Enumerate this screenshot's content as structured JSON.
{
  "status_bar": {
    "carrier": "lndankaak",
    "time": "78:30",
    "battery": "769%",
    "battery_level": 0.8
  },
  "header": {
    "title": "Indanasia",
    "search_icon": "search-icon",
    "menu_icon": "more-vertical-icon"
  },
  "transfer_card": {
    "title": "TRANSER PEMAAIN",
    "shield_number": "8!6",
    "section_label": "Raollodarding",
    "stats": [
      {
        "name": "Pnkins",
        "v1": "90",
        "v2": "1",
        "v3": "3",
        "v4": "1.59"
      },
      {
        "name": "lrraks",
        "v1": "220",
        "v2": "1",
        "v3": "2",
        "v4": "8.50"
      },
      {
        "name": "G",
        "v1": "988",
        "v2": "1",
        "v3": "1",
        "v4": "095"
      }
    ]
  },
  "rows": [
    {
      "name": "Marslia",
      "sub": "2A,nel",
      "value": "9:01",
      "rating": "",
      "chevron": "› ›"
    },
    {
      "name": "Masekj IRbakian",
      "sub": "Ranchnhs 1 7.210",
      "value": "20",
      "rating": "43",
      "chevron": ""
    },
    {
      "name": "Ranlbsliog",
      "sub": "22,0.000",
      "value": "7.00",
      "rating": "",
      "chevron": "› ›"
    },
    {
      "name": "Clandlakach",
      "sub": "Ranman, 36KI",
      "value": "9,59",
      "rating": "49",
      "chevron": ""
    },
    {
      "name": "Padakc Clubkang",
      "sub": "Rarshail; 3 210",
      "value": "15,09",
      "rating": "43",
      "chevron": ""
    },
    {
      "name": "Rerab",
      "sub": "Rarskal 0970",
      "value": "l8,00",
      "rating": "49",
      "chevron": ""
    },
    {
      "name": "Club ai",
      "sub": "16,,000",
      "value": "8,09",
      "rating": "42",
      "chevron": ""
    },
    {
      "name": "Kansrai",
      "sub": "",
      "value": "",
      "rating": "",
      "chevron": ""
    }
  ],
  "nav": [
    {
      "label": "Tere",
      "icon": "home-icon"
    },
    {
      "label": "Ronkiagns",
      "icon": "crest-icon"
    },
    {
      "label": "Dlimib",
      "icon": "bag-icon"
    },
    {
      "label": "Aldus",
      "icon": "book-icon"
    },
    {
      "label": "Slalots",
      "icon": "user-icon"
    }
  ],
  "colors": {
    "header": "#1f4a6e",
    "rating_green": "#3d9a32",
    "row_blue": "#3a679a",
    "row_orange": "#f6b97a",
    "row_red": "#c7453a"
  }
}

What is asked: Scan the material for lines with the word "name", and copy each line you find.

Answer to this problem:
        "name": "Pnkins",
        "name": "lrraks",
        "name": "G",
      "name": "Marslia",
      "name": "Masekj IRbakian",
      "name": "Ranlbsliog",
      "name": "Clandlakach",
      "name": "Padakc Clubkang",
      "name": "Rerab",
      "name": "Club ai",
      "name": "Kansrai",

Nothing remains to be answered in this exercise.